Records from a collection of figures
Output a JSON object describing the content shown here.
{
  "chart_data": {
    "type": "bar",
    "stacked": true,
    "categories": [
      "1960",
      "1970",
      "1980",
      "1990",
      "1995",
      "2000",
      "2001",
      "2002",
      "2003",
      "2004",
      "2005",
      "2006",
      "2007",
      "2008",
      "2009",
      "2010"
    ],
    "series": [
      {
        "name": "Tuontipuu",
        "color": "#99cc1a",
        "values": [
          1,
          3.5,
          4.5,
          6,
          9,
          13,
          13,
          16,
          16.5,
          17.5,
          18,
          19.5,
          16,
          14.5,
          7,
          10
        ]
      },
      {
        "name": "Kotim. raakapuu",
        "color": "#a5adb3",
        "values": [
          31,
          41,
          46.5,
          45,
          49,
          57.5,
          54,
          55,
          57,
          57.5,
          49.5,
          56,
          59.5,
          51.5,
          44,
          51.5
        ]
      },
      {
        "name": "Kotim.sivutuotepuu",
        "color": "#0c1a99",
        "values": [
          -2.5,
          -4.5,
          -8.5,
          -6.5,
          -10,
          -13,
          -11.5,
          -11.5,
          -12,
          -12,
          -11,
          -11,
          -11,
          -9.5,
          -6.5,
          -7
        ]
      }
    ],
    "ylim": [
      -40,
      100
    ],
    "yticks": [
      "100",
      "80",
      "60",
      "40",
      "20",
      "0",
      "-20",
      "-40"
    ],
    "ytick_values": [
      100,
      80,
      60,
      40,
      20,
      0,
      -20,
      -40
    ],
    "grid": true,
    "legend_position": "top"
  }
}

> _THE EXERCISE_:
Return each entry from the material above exactly as it appears.

> _FINISHED EXERCISE_:
Output a JSON object describing the content shown here.
{
  "chart_data": {
    "type": "bar",
    "stacked": true,
    "categories": [
      "1960",
      "1970",
      "1980",
      "1990",
      "1995",
      "2000",
      "2001",
      "2002",
      "2003",
      "2004",
      "2005",
      "2006",
      "2007",
      "2008",
      "2009",
      "2010"
    ],
    "series": [
      {
        "name": "Tuontipuu",
        "color": "#99cc1a",
        "values": [
          1,
          3.5,
          4.5,
          6,
          9,
          13,
          13,
          16,
          16.5,
          17.5,
          18,
          19.5,
          16,
          14.5,
          7,
          10
        ]
      },
      {
        "name": "Kotim. raakapuu",
        "color": "#a5adb3",
        "values": [
          31,
          41,
          46.5,
          45,
          49,
          57.5,
          54,
          55,
          57,
          57.5,
          49.5,
          56,
          59.5,
          51.5,
          44,
          51.5
        ]
      },
      {
        "name": "Kotim.sivutuotepuu",
        "color": "#0c1a99",
        "values": [
          -2.5,
          -4.5,
          -8.5,
          -6.5,
          -10,
          -13,
          -11.5,
          -11.5,
          -12,
          -12,
          -11,
          -11,
          -11,
          -9.5,
          -6.5,
          -7
        ]
      }
    ],
    "ylim": [
      -40,
      100
    ],
    "yticks": [
      "100",
      "80",
      "60",
      "40",
      "20",
      "0",
      "-20",
      "-40"
    ],
    "ytick_values": [
      100,
      80,
      60,
      40,
      20,
      0,
      -20,
      -40
    ],
    "grid": true,
    "legend_position": "top"
  }
}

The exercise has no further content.